▶ **Short problem**:
Gather all lines with the word "title" in them.

▶ **Records shown**:
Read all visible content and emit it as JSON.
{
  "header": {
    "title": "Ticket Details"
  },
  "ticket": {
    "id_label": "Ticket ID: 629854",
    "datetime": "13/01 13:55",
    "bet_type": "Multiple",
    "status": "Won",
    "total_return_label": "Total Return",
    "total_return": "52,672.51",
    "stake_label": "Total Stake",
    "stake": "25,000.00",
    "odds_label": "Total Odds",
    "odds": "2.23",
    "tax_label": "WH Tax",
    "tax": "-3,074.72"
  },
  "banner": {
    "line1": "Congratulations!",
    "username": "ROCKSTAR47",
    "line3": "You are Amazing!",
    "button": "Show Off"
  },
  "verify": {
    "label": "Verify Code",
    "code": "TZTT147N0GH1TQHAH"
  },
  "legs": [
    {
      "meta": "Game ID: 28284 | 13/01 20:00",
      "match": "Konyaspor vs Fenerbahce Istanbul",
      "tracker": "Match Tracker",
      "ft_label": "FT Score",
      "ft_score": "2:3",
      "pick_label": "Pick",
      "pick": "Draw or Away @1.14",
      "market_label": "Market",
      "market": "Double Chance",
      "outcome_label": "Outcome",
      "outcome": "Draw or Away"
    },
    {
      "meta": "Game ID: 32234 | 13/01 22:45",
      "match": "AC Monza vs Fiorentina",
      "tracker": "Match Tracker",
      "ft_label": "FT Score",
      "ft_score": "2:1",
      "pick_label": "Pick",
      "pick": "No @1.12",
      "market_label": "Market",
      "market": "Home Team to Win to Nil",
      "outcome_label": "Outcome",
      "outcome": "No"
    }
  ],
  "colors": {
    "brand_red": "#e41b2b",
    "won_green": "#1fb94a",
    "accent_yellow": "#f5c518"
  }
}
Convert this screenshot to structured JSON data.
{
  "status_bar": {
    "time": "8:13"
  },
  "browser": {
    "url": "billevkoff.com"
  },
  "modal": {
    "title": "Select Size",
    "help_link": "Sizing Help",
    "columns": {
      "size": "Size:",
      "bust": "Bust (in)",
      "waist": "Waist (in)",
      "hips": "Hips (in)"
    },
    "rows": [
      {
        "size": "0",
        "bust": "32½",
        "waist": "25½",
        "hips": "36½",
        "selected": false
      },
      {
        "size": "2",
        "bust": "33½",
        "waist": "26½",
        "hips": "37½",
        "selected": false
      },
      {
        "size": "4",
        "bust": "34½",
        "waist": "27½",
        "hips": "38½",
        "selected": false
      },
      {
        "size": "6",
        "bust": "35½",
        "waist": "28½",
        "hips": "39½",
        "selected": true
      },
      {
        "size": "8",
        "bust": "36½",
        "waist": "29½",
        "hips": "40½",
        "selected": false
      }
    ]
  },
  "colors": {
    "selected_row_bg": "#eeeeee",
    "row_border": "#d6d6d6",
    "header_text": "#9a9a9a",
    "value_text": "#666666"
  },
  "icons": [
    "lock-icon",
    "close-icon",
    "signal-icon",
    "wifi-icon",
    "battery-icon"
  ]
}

▶ **Full solution**:
    "title": "Ticket Details"
    "title": "Select Size",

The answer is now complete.